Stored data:
::::
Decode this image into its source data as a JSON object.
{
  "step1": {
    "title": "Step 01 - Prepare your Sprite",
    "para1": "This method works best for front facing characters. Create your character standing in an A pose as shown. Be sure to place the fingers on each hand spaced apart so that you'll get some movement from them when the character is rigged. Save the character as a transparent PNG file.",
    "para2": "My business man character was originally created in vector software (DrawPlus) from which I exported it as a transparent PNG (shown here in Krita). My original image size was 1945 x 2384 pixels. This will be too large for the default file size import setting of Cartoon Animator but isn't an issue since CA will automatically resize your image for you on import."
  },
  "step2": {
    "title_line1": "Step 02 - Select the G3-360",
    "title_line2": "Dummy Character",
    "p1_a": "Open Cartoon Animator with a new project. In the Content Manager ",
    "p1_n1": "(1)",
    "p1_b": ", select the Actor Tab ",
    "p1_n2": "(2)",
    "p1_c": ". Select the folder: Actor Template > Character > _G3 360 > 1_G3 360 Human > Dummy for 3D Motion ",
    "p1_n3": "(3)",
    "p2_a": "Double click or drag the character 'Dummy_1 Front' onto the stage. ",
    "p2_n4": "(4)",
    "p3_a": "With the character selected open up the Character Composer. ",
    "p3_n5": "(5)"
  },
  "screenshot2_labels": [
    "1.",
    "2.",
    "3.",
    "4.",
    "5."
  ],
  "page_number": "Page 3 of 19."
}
::::
#### Instructions for the task
Write out every line from the records above, word for word.

#### Full solution
Decode this image into its source data as a JSON object.
{
  "step1": {
    "title": "Step 01 - Prepare your Sprite",
    "para1": "This method works best for front facing characters. Create your character standing in an A pose as shown. Be sure to place the fingers on each hand spaced apart so that you'll get some movement from them when the character is rigged. Save the character as a transparent PNG file.",
    "para2": "My business man character was originally created in vector software (DrawPlus) from which I exported it as a transparent PNG (shown here in Krita). My original image size was 1945 x 2384 pixels. This will be too large for the default file size import setting of Cartoon Animator but isn't an issue since CA will automatically resize your image for you on import."
  },
  "step2": {
    "title_line1": "Step 02 - Select the G3-360",
    "title_line2": "Dummy Character",
    "p1_a": "Open Cartoon Animator with a new project. In the Content Manager ",
    "p1_n1": "(1)",
    "p1_b": ", select the Actor Tab ",
    "p1_n2": "(2)",
    "p1_c": ". Select the folder: Actor Template > Character > _G3 360 > 1_G3 360 Human > Dummy for 3D Motion ",
    "p1_n3": "(3)",
    "p2_a": "Double click or drag the character 'Dummy_1 Front' onto the stage. ",
    "p2_n4": "(4)",
    "p3_a": "With the character selected open up the Character Composer. ",
    "p3_n5": "(5)"
  },
  "screenshot2_labels": [
    "1.",
    "2.",
    "3.",
    "4.",
    "5."
  ],
  "page_number": "Page 3 of 19."
}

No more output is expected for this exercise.